Problem to solve: How many lines hold the string "cloning"? Give only the number.

Items from a figure collection
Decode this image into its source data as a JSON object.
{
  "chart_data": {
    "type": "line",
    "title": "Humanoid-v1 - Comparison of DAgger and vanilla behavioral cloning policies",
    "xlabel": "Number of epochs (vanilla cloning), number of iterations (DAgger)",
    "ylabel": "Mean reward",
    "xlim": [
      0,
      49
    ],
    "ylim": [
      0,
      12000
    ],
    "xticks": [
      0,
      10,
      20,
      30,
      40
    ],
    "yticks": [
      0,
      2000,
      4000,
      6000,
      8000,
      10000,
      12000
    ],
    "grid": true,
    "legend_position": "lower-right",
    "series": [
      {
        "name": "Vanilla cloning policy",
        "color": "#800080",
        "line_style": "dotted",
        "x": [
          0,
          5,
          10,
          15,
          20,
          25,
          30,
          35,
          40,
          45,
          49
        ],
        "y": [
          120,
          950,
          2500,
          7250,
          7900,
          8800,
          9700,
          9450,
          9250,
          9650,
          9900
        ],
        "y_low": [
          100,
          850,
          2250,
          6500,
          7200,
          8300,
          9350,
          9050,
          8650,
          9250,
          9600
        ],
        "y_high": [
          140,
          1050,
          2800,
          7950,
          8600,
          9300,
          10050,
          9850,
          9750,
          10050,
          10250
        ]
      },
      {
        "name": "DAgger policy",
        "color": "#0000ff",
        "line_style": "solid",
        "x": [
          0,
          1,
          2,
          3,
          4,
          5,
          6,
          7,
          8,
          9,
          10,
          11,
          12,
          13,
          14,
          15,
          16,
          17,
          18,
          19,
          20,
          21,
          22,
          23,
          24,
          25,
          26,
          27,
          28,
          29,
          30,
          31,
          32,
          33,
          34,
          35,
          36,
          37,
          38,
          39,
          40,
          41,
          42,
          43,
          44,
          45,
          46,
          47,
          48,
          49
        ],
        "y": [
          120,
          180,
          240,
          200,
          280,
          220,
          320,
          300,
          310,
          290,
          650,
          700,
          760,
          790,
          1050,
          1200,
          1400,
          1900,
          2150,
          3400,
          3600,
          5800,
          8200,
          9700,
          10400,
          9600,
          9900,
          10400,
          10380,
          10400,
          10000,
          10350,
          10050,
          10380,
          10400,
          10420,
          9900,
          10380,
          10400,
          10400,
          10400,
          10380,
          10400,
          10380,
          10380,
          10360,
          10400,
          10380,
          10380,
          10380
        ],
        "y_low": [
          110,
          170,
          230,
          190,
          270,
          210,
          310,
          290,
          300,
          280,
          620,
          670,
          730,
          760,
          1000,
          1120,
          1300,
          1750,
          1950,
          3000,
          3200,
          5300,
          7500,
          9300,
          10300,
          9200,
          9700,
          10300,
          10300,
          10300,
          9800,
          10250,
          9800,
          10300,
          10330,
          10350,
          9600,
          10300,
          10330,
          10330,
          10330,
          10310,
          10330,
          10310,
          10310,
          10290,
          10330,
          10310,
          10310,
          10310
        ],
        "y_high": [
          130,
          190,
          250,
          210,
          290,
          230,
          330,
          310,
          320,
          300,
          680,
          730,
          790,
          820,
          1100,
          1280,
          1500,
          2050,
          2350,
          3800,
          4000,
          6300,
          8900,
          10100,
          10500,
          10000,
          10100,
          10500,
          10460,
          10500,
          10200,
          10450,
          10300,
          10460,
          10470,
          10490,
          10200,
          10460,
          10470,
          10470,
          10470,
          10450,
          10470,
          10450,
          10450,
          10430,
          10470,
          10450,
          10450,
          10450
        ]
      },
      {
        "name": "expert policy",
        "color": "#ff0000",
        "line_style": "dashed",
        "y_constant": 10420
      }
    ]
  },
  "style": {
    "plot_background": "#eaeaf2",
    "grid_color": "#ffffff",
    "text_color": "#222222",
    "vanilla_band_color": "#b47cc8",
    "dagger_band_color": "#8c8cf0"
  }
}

Exercise solution: 3